INSTRUCTIONS TO FOLLOW
Quote the entries that follow exactly, leaving none out.
# start of DATA
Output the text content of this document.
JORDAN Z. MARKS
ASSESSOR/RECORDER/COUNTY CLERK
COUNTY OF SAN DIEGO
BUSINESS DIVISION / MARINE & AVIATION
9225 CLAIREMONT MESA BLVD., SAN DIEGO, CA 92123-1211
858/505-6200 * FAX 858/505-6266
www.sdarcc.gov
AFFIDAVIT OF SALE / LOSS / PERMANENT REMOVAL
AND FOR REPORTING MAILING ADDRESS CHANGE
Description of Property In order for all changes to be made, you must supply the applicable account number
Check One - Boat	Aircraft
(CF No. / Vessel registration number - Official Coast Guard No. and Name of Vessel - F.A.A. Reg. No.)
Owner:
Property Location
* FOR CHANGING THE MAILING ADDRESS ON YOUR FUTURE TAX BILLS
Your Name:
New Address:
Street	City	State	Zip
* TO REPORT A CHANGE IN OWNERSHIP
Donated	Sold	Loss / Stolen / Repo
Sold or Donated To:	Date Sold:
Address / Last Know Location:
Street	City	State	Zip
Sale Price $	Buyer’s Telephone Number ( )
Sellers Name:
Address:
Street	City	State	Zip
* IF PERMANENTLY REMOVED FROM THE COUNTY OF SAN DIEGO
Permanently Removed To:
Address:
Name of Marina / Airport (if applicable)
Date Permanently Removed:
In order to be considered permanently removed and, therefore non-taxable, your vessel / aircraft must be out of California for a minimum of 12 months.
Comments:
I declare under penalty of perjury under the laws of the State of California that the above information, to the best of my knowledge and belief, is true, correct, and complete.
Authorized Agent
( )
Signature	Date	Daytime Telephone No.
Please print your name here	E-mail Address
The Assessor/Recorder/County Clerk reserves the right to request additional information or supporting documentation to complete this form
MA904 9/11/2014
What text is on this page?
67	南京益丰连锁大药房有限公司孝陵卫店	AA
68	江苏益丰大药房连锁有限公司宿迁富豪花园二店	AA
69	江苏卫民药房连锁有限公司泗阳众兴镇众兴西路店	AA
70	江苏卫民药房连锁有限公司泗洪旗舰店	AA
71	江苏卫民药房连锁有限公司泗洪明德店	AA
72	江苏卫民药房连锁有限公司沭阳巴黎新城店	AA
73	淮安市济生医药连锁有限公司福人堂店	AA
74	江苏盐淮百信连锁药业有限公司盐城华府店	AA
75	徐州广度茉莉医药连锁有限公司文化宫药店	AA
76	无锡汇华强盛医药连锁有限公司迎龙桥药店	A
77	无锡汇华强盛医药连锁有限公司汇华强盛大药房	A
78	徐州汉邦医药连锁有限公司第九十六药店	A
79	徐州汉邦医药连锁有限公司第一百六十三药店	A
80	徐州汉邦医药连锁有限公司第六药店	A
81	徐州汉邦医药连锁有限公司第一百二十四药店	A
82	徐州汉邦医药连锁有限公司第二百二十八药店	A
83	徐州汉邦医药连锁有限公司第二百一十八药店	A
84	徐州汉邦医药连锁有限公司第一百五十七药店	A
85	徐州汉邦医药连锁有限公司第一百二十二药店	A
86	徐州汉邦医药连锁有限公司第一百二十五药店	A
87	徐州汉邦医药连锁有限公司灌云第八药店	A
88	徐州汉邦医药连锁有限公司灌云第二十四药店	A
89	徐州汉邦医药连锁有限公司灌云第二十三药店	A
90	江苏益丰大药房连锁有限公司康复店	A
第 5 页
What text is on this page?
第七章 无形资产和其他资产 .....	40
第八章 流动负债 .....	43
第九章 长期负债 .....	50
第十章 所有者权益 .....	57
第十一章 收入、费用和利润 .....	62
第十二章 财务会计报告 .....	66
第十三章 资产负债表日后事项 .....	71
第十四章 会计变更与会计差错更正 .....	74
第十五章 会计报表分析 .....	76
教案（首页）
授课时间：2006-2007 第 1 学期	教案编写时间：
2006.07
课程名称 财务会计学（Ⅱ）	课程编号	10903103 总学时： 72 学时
# end of DATA
RESPONSE
Output the text content of this document.
JORDAN Z. MARKS
ASSESSOR/RECORDER/COUNTY CLERK
COUNTY OF SAN DIEGO
BUSINESS DIVISION / MARINE & AVIATION
9225 CLAIREMONT MESA BLVD., SAN DIEGO, CA 92123-1211
858/505-6200 * FAX 858/505-6266
www.sdarcc.gov
AFFIDAVIT OF SALE / LOSS / PERMANENT REMOVAL
AND FOR REPORTING MAILING ADDRESS CHANGE
Description of Property In order for all changes to be made, you must supply the applicable account number
Check One - Boat	Aircraft
(CF No. / Vessel registration number - Official Coast Guard No. and Name of Vessel - F.A.A. Reg. No.)
Owner:
Property Location
* FOR CHANGING THE MAILING ADDRESS ON YOUR FUTURE TAX BILLS
Your Name:
New Address:
Street	City	State	Zip
* TO REPORT A CHANGE IN OWNERSHIP
Donated	Sold	Loss / Stolen / Repo
Sold or Donated To:	Date Sold:
Address / Last Know Location:
Street	City	State	Zip
Sale Price $	Buyer’s Telephone Number ( )
Sellers Name:
Address:
Street	City	State	Zip
* IF PERMANENTLY REMOVED FROM THE COUNTY OF SAN DIEGO
Permanently Removed To:
Address:
Name of Marina / Airport (if applicable)
Date Permanently Removed:
In order to be considered permanently removed and, therefore non-taxable, your vessel / aircraft must be out of California for a minimum of 12 months.
Comments:
I declare under penalty of perjury under the laws of the State of California that the above information, to the best of my knowledge and belief, is true, correct, and complete.
Authorized Agent
( )
Signature	Date	Daytime Telephone No.
Please print your name here	E-mail Address
The Assessor/Recorder/County Clerk reserves the right to request additional information or supporting documentation to complete this form
MA904 9/11/2014
What text is on this page?
67	南京益丰连锁大药房有限公司孝陵卫店	AA
68	江苏益丰大药房连锁有限公司宿迁富豪花园二店	AA
69	江苏卫民药房连锁有限公司泗阳众兴镇众兴西路店	AA
70	江苏卫民药房连锁有限公司泗洪旗舰店	AA
71	江苏卫民药房连锁有限公司泗洪明德店	AA
72	江苏卫民药房连锁有限公司沭阳巴黎新城店	AA
73	淮安市济生医药连锁有限公司福人堂店	AA
74	江苏盐淮百信连锁药业有限公司盐城华府店	AA
75	徐州广度茉莉医药连锁有限公司文化宫药店	AA
76	无锡汇华强盛医药连锁有限公司迎龙桥药店	A
77	无锡汇华强盛医药连锁有限公司汇华强盛大药房	A
78	徐州汉邦医药连锁有限公司第九十六药店	A
79	徐州汉邦医药连锁有限公司第一百六十三药店	A
80	徐州汉邦医药连锁有限公司第六药店	A
81	徐州汉邦医药连锁有限公司第一百二十四药店	A
82	徐州汉邦医药连锁有限公司第二百二十八药店	A
83	徐州汉邦医药连锁有限公司第二百一十八药店	A
84	徐州汉邦医药连锁有限公司第一百五十七药店	A
85	徐州汉邦医药连锁有限公司第一百二十二药店	A
86	徐州汉邦医药连锁有限公司第一百二十五药店	A
87	徐州汉邦医药连锁有限公司灌云第八药店	A
88	徐州汉邦医药连锁有限公司灌云第二十四药店	A
89	徐州汉邦医药连锁有限公司灌云第二十三药店	A
90	江苏益丰大药房连锁有限公司康复店	A
第 5 页
What text is on this page?
第七章 无形资产和其他资产 .....	40
第八章 流动负债 .....	43
第九章 长期负债 .....	50
第十章 所有者权益 .....	57
第十一章 收入、费用和利润 .....	62
第十二章 财务会计报告 .....	66
第十三章 资产负债表日后事项 .....	71
第十四章 会计变更与会计差错更正 .....	74
第十五章 会计报表分析 .....	76
教案（首页）
授课时间：2006-2007 第 1 学期	教案编写时间：
2006.07
课程名称 财务会计学（Ⅱ）	课程编号	10903103 总学时： 72 学时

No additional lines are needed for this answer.